▶ **Your instructions**: Lines that hold the string "normale" are to be counted; give only their number.

▶ **Records provided**:
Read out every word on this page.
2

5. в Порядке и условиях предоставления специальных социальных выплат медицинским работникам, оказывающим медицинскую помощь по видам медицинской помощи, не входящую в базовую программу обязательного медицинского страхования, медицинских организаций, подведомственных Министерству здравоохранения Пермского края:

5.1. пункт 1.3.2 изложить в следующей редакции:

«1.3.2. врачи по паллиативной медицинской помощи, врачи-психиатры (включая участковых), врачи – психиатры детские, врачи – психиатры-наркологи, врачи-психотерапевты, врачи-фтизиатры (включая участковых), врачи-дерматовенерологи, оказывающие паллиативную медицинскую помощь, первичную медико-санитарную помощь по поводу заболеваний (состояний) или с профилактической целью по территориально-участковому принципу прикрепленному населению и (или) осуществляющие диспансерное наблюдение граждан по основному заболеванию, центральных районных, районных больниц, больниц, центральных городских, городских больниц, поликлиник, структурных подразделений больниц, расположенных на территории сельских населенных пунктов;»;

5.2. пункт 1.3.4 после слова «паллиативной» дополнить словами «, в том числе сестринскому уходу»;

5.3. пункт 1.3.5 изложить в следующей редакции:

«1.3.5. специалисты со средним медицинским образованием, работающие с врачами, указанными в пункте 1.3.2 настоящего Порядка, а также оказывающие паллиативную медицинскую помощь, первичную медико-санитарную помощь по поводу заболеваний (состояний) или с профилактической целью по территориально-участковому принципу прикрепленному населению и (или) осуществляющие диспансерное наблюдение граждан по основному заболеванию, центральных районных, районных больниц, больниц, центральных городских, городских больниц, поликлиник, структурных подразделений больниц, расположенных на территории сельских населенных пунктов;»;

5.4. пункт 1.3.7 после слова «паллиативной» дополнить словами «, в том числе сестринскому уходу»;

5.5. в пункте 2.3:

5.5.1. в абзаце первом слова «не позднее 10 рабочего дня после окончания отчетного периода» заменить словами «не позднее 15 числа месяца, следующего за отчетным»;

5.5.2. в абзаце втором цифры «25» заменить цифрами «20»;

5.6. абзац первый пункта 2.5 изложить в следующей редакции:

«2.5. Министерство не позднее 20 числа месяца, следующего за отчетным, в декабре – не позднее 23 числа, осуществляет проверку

---

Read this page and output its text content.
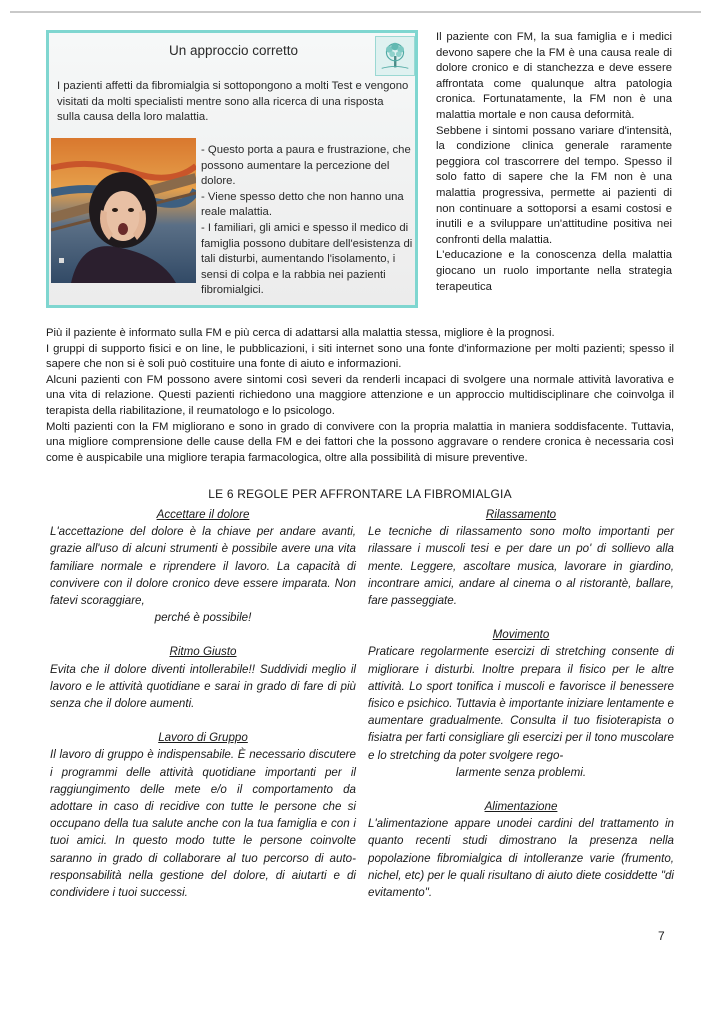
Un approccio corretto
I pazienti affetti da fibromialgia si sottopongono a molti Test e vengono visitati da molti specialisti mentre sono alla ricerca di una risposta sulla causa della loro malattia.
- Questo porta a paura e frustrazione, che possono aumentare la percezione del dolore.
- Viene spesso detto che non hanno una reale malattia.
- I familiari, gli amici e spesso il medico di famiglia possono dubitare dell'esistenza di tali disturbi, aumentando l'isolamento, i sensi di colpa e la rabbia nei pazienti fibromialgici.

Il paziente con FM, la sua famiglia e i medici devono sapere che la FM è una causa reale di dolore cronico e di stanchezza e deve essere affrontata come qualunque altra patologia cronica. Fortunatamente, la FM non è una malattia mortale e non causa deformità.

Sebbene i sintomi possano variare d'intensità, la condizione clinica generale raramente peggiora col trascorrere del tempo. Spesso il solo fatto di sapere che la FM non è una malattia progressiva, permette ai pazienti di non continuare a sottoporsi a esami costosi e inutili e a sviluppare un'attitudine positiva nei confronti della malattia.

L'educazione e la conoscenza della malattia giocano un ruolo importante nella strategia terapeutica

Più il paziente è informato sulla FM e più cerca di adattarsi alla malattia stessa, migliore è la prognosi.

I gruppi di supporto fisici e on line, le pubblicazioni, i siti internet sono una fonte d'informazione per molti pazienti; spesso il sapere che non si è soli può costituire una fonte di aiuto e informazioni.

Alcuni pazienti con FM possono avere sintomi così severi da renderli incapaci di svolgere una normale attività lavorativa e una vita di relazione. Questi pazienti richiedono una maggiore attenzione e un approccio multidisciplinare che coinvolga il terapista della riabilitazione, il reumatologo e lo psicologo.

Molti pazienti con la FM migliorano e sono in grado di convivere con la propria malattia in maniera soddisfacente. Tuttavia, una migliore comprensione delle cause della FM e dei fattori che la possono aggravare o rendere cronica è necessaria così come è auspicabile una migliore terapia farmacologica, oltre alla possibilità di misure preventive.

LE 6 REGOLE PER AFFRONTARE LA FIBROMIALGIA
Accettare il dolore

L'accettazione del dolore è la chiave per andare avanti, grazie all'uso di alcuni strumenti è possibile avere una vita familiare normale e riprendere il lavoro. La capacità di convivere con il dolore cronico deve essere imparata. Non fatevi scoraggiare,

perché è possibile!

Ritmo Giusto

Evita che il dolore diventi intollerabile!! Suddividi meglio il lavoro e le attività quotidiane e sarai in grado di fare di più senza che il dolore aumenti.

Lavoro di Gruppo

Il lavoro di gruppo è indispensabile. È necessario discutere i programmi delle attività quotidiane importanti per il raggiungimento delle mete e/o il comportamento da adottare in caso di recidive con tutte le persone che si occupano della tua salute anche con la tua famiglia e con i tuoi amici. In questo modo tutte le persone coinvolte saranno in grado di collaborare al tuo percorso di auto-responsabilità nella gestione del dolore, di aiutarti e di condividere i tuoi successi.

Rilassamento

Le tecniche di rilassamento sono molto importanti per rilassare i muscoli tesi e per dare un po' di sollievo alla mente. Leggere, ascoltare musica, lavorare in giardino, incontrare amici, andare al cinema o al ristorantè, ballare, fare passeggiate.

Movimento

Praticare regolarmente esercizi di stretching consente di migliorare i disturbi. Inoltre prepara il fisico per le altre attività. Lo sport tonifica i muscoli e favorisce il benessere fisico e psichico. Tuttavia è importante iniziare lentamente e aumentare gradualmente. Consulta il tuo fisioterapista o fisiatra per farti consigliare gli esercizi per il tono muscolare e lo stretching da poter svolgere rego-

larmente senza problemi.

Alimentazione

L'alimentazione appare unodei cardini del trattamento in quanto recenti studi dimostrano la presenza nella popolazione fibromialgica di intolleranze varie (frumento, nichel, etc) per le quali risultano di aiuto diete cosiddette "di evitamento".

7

▶ **Result of the exercise**: 2